### [Stated goal]
Write out the records below once more, exactly as they stand.

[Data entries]
* Begin *

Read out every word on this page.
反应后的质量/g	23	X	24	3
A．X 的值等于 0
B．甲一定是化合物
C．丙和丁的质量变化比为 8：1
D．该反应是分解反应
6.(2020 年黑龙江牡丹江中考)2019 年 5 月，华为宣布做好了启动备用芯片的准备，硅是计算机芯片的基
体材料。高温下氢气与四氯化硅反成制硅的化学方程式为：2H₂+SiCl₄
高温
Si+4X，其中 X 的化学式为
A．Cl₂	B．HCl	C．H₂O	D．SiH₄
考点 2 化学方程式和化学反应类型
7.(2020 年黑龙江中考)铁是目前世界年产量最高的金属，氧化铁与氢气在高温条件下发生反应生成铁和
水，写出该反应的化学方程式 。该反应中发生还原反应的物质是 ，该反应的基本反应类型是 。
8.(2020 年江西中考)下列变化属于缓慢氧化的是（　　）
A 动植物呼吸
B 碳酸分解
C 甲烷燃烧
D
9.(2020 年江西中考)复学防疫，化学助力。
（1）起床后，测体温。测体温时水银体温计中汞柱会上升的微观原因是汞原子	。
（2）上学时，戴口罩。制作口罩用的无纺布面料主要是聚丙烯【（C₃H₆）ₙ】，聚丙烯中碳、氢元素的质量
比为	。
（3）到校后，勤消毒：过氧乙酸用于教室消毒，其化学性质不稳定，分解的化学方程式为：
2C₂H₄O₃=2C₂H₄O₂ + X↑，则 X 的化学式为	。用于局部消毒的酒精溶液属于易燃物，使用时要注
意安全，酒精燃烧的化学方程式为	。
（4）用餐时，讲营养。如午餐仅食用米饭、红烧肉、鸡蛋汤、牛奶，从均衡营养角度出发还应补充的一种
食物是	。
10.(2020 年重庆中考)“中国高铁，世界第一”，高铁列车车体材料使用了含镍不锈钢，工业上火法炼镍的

* End *

### [Result of this task]
Read out every word on this page.
反应后的质量/g	23	X	24	3
A．X 的值等于 0
B．甲一定是化合物
C．丙和丁的质量变化比为 8：1
D．该反应是分解反应
6.(2020 年黑龙江牡丹江中考)2019 年 5 月，华为宣布做好了启动备用芯片的准备，硅是计算机芯片的基
体材料。高温下氢气与四氯化硅反成制硅的化学方程式为：2H₂+SiCl₄
高温
Si+4X，其中 X 的化学式为
A．Cl₂	B．HCl	C．H₂O	D．SiH₄
考点 2 化学方程式和化学反应类型
7.(2020 年黑龙江中考)铁是目前世界年产量最高的金属，氧化铁与氢气在高温条件下发生反应生成铁和
水，写出该反应的化学方程式 。该反应中发生还原反应的物质是 ，该反应的基本反应类型是 。
8.(2020 年江西中考)下列变化属于缓慢氧化的是（　　）
A 动植物呼吸
B 碳酸分解
C 甲烷燃烧
D
9.(2020 年江西中考)复学防疫，化学助力。
（1）起床后，测体温。测体温时水银体温计中汞柱会上升的微观原因是汞原子	。
（2）上学时，戴口罩。制作口罩用的无纺布面料主要是聚丙烯【（C₃H₆）ₙ】，聚丙烯中碳、氢元素的质量
比为	。
（3）到校后，勤消毒：过氧乙酸用于教室消毒，其化学性质不稳定，分解的化学方程式为：
2C₂H₄O₃=2C₂H₄O₂ + X↑，则 X 的化学式为	。用于局部消毒的酒精溶液属于易燃物，使用时要注
意安全，酒精燃烧的化学方程式为	。
（4）用餐时，讲营养。如午餐仅食用米饭、红烧肉、鸡蛋汤、牛奶，从均衡营养角度出发还应补充的一种
食物是	。
10.(2020 年重庆中考)“中国高铁，世界第一”，高铁列车车体材料使用了含镍不锈钢，工业上火法炼镍的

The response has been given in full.